> **What the task requires**
Copy each line below in which the string "Tirage" occurs.

> **Supplied records**
^^^^

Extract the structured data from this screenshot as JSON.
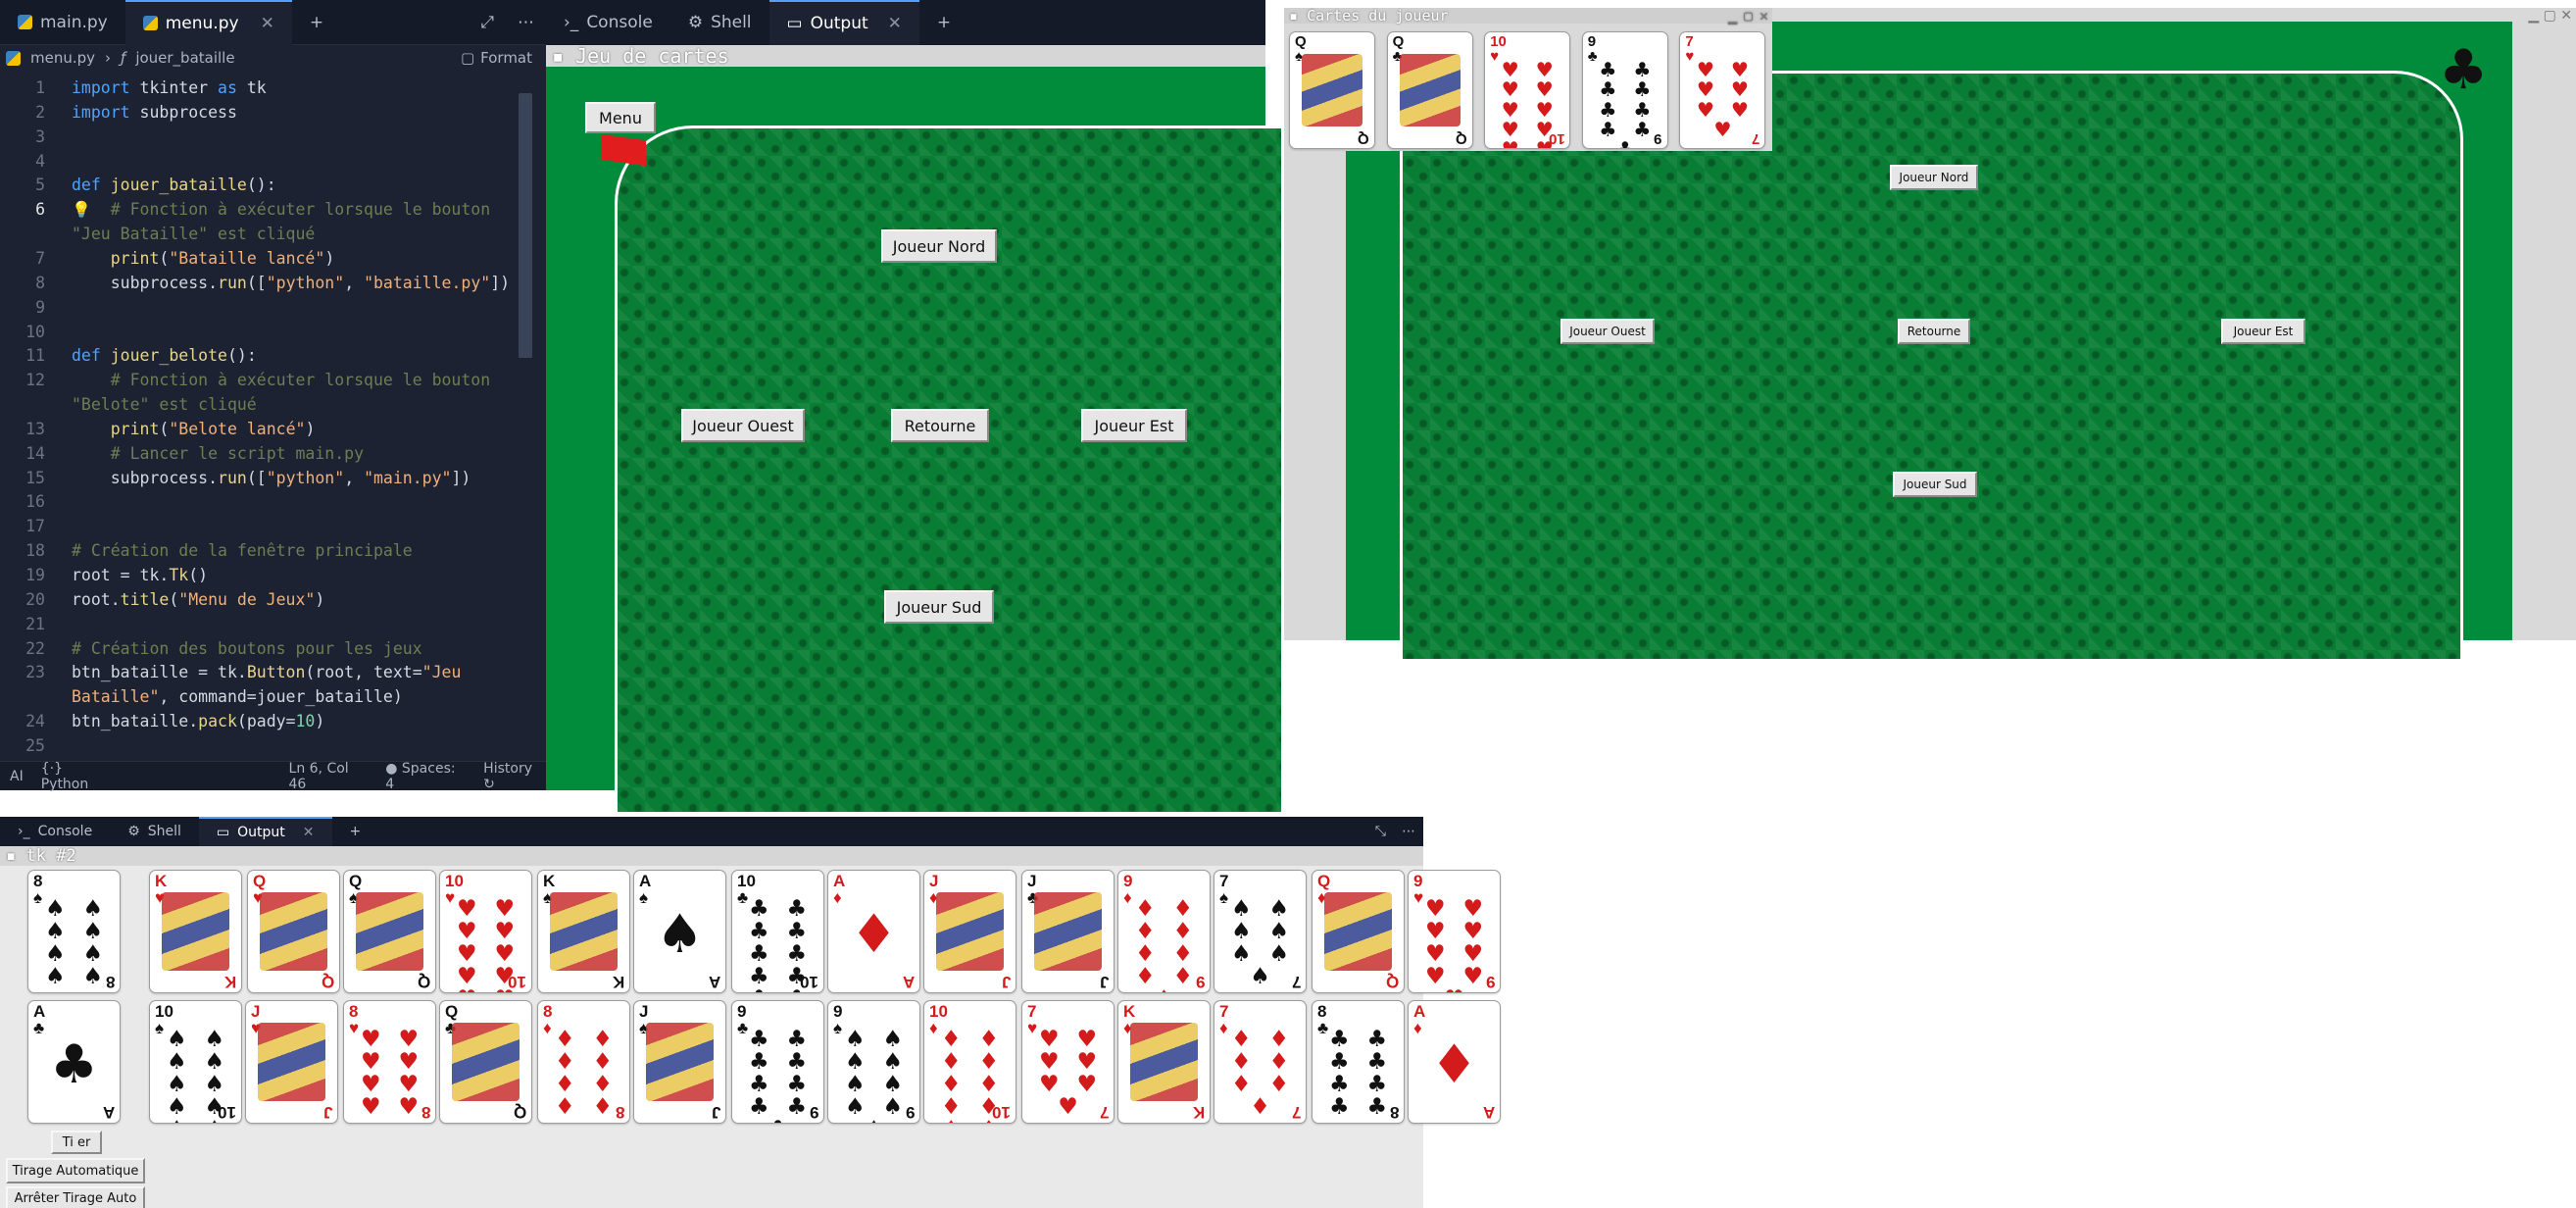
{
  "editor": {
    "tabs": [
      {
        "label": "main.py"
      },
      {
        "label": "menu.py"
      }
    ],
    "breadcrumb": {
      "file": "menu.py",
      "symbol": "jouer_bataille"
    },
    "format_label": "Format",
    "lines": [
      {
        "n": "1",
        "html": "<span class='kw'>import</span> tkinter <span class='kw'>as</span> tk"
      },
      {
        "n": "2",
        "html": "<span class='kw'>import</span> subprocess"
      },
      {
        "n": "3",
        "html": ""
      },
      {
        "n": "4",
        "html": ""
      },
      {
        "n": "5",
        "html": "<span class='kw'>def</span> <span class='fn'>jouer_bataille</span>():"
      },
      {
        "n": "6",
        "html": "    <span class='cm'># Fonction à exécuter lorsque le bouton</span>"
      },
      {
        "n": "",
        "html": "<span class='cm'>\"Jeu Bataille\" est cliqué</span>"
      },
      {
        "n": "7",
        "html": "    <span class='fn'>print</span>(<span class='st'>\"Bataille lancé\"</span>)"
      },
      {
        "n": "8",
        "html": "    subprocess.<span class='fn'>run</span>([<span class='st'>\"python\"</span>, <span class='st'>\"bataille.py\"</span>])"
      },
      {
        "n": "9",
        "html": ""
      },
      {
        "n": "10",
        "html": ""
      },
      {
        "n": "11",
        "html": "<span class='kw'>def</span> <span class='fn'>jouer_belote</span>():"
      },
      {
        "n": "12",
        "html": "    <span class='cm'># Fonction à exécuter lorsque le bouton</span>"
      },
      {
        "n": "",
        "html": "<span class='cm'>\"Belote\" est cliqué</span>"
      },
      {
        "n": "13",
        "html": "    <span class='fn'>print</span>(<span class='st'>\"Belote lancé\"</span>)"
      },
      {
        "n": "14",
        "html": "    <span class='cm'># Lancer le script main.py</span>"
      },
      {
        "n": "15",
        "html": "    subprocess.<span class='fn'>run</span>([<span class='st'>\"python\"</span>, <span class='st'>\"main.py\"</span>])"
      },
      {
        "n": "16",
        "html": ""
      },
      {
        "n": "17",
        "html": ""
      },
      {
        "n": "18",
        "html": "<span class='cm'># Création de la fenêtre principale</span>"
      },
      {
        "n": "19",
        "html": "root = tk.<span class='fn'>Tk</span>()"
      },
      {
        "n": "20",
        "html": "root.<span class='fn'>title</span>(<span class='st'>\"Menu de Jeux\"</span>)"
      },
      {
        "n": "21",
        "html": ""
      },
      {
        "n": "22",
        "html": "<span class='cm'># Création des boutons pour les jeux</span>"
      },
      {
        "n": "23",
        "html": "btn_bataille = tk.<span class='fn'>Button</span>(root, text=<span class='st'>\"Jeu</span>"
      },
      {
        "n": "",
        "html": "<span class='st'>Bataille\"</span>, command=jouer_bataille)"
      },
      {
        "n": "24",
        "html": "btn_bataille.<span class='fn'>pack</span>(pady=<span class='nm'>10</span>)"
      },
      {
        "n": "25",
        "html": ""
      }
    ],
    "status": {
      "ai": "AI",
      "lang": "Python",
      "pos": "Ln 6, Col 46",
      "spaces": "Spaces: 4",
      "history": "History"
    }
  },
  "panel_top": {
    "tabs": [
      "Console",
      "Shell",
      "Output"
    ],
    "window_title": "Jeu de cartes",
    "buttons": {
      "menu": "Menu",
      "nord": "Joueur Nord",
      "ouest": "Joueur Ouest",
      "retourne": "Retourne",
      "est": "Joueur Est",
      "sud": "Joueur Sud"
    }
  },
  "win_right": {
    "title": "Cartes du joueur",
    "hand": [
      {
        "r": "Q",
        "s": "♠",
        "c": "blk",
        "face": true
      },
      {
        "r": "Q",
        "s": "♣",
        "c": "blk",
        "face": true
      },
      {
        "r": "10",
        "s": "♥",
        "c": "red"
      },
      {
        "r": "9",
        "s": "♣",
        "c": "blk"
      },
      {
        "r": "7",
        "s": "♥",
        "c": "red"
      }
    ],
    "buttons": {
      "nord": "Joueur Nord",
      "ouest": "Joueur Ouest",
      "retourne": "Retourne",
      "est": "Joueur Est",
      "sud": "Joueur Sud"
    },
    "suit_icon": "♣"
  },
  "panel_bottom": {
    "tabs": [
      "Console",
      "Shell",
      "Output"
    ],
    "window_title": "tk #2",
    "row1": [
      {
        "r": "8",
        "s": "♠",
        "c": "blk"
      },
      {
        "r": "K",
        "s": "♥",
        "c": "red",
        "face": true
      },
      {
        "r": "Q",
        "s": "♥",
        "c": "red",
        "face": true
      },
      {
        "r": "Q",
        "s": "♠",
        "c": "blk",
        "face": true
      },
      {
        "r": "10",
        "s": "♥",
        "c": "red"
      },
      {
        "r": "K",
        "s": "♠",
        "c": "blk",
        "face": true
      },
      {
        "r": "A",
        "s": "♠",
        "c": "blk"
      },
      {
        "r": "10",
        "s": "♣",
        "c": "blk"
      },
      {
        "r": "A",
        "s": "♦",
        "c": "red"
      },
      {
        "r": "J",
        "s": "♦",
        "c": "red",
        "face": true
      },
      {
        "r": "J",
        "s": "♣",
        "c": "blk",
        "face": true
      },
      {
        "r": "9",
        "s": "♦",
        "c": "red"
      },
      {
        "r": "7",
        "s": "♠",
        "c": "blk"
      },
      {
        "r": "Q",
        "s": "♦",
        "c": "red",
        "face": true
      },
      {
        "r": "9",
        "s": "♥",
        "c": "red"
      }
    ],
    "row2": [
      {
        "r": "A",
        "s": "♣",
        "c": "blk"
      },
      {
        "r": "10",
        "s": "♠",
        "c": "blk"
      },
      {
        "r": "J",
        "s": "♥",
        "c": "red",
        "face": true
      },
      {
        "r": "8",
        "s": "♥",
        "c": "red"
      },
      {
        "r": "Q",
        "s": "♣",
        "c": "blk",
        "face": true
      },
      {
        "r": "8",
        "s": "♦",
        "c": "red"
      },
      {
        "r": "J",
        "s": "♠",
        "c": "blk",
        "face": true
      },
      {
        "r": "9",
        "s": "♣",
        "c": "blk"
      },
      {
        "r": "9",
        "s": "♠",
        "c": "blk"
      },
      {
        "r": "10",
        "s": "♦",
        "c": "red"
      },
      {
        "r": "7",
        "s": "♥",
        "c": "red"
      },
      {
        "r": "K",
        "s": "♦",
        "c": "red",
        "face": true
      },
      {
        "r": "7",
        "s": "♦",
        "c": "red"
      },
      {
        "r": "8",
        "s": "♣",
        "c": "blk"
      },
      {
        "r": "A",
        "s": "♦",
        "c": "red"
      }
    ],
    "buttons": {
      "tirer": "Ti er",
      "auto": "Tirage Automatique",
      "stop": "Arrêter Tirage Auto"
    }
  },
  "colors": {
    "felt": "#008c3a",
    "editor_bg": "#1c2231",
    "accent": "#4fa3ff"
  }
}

^^^^

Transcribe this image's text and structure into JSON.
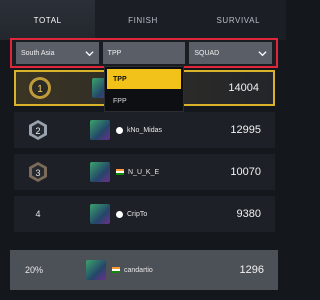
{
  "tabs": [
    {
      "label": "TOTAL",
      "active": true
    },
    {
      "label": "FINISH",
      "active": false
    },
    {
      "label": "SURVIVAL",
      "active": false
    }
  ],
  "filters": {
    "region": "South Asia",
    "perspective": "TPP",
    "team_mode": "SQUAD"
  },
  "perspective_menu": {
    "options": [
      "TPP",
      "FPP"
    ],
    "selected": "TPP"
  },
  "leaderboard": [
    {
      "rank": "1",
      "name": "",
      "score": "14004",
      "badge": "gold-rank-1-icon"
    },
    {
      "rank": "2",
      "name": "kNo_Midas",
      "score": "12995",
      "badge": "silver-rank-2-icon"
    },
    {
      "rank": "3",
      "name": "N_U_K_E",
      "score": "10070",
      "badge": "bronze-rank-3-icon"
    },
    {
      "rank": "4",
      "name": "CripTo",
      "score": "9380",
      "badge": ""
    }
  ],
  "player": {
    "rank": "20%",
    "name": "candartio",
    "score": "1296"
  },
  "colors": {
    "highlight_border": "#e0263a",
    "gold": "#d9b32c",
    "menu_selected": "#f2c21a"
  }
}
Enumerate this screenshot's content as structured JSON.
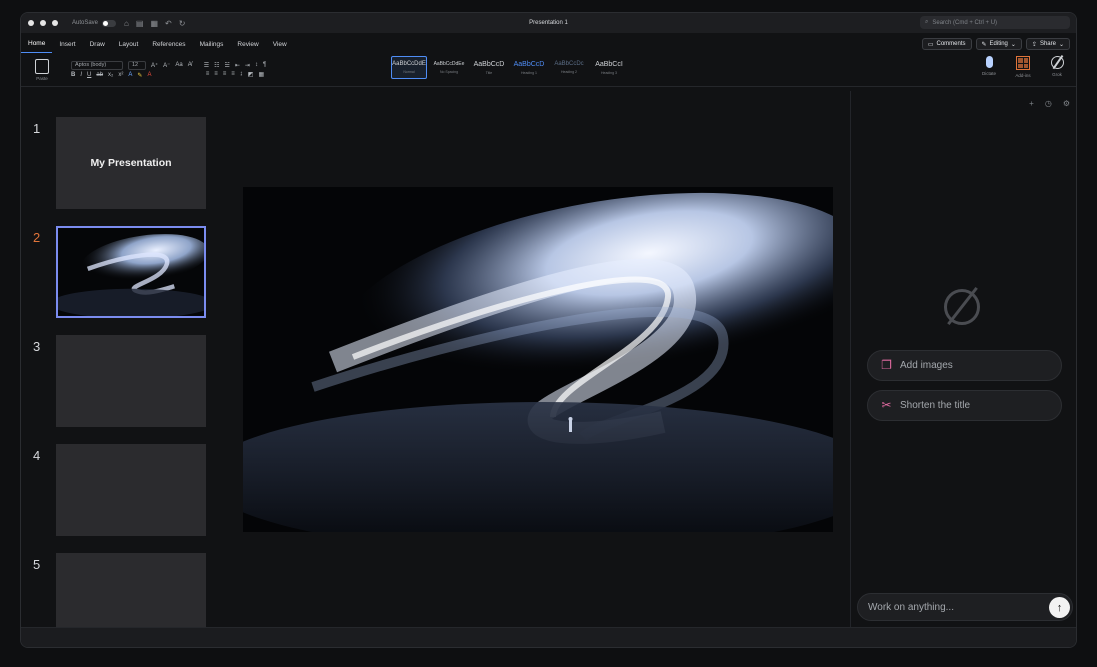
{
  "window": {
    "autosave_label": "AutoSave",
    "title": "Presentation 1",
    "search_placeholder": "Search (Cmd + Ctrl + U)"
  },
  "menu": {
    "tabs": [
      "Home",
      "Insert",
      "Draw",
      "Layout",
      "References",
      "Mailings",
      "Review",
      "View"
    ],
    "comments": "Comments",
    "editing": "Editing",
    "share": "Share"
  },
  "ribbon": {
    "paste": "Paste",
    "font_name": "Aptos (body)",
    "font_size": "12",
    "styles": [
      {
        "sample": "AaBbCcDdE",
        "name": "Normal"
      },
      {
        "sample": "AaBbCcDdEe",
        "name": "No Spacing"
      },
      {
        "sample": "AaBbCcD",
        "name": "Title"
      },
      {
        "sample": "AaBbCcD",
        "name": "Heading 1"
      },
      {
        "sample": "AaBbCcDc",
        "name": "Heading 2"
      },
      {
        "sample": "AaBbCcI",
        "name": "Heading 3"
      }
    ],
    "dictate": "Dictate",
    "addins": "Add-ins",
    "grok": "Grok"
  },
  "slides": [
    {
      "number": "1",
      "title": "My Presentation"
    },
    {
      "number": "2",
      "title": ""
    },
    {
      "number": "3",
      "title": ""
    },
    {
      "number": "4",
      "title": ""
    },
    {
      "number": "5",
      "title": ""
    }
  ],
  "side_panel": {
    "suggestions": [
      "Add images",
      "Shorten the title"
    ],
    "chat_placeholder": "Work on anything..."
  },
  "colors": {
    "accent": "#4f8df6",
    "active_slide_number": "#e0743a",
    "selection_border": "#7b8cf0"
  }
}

^^^^

> **Response**
      "auto": "Tirage Automatique",
      "stop": "Arrêter Tirage Auto"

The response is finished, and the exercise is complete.